Complete the following:
(1) Print the passage from the text on virtual currency in county towns that begins at the words "In the information" and stops after the words "you have technology.".
(2) In the text on virtual currency in county towns, how much money did the female college student reportedly lose in a coin scam?

Text section:
Over time, the impression of virtual currency among county residents is not about technology or the future, but two words: "scammers."

This creates a visible fracture: virtual currency within the Fifth Ring is about entrepreneurial financing, policy observation, and speeches at Web3 summits, discussing compliance, stablecoins, Payfi, and tokenization; while outside the Fifth Ring, virtual currency is about account freezes, group exits, police reports, and court cases, and conversations like "Do you know that villager who deals with coins?"

County towns are not lacking in smartphones or information channels, but they lack the trust foundation and usage scenarios to understand these technologies. Here, Bitcoin is not "digital gold," but a "high-risk synonym"; saying Ethereum is an asset issuance platform sounds like some kind of scam code here; claiming Web3 is a decentralized ideal governance method might evoke thoughts of "pig butchering" in others' minds.

In the information dissemination system, such misunderstandings are only amplified. In the social circles of big cities, you see who completed a Pre-A round, which project made it to the TechCrunch homepage, and who spoke in Singapore about "global asset circulation"; while in county town WeChat groups, painful experiences circulate like "a female college student lost 600,000 yuan in a coin scam," "local police remind not to participate in virtual currency trading," and "bank cards frozen for three months cannot be unblocked."

County towns are not backward; they simply live in a different order. In this context, Bitcoin and Web3 are difficult to explain clearly, even if they indeed have technological content and global potential. But reality does not automatically grant you a positive perception just because you have technology.

This is also why, when we discuss compliance paths, infrastructure construction, and the global settlement capabilities of stablecoins within the industry, we must acknowledge that this industry operates in a "layered manner" in China. Inside and outside the Fifth Ring are two financial languages, two information systems, two risk perceptions, and two life orders. People in county towns are not outsiders, but they are often the "last ones to be told."

Bitcoin can enter county towns, but we have yet to find an appropriate way to tell the story. When facing grassroots public servants who are exhausted from dealing with cases of "USDT money laundering" or "electronic fraud channels," discussing what a token economic model is seems distant and powerless; for families that have suffered losses in funding schemes, even the most advanced technology is unlikely to earn a second trust.

Information provided:
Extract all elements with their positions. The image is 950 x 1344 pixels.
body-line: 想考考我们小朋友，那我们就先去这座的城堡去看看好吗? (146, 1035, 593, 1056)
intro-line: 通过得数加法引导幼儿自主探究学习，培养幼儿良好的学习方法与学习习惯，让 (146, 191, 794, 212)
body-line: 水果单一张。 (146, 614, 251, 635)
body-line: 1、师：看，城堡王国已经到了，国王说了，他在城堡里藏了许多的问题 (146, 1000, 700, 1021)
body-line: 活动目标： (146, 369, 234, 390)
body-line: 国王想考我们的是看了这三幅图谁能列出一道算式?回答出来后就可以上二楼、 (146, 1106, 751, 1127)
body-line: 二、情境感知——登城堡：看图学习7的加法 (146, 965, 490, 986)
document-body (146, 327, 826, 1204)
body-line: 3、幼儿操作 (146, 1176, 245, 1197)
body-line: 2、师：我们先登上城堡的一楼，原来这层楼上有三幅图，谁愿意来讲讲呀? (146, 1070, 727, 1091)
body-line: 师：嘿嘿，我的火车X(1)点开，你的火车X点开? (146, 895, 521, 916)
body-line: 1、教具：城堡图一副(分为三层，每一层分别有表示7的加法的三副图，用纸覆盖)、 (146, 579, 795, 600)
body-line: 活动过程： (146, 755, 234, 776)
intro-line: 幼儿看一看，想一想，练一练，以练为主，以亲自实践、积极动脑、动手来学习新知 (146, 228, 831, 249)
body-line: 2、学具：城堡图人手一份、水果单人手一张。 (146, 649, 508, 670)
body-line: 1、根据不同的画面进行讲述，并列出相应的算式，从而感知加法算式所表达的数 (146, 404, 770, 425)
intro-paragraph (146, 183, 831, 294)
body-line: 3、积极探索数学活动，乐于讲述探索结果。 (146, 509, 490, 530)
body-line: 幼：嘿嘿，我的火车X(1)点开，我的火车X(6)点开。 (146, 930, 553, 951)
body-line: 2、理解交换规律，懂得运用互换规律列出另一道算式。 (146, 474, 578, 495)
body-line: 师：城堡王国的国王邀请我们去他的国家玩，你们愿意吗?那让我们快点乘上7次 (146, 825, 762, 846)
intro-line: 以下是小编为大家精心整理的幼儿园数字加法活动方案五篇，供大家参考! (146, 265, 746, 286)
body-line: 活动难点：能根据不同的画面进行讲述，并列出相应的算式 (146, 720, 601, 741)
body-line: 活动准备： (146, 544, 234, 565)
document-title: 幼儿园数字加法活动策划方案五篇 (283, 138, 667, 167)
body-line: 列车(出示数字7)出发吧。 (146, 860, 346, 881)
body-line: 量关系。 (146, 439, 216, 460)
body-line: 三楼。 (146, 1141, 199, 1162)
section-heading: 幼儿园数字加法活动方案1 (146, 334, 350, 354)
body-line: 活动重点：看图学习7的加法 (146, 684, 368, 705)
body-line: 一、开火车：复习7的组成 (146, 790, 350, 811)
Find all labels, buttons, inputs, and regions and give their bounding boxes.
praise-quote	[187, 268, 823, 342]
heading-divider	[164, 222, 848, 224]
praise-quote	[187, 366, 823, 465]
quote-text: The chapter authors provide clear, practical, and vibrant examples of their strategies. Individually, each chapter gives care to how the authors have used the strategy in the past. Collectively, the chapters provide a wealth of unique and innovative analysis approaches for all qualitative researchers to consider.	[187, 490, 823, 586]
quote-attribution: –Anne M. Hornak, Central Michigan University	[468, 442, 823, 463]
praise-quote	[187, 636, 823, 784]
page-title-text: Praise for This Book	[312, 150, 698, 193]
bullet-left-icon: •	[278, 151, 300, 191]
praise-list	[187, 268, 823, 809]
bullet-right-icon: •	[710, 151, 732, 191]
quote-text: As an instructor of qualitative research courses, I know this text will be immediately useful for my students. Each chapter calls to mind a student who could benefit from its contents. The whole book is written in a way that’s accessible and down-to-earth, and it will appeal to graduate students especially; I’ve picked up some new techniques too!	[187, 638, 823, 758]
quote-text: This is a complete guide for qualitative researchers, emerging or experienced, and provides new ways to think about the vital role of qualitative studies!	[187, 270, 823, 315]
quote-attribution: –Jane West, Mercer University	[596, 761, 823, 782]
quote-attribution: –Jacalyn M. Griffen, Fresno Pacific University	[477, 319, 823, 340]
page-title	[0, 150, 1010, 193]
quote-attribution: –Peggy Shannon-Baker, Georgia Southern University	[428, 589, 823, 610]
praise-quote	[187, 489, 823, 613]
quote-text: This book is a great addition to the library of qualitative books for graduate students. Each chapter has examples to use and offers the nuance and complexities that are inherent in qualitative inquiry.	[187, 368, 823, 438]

Task-by-task answers:
(1)
In the information dissemination system, such misunderstandings are only amplified. In the social circles of big cities, you see who completed a Pre-A round, which project made it to the TechCrunch homepage, and who spoke in Singapore about "global asset circulation"; while in county town WeChat groups, painful experiences circulate like "a female college student lost 600,000 yuan in a coin scam," "local police remind not to participate in virtual currency trading," and "bank cards frozen for three months cannot be unblocked."

County towns are not backward; they simply live in a different order. In this context, Bitcoin and Web3 are difficult to explain clearly, even if they indeed have technological content and global potential. But reality does not automatically grant you a positive perception just because you have technology.

(2) 600,000 yuan.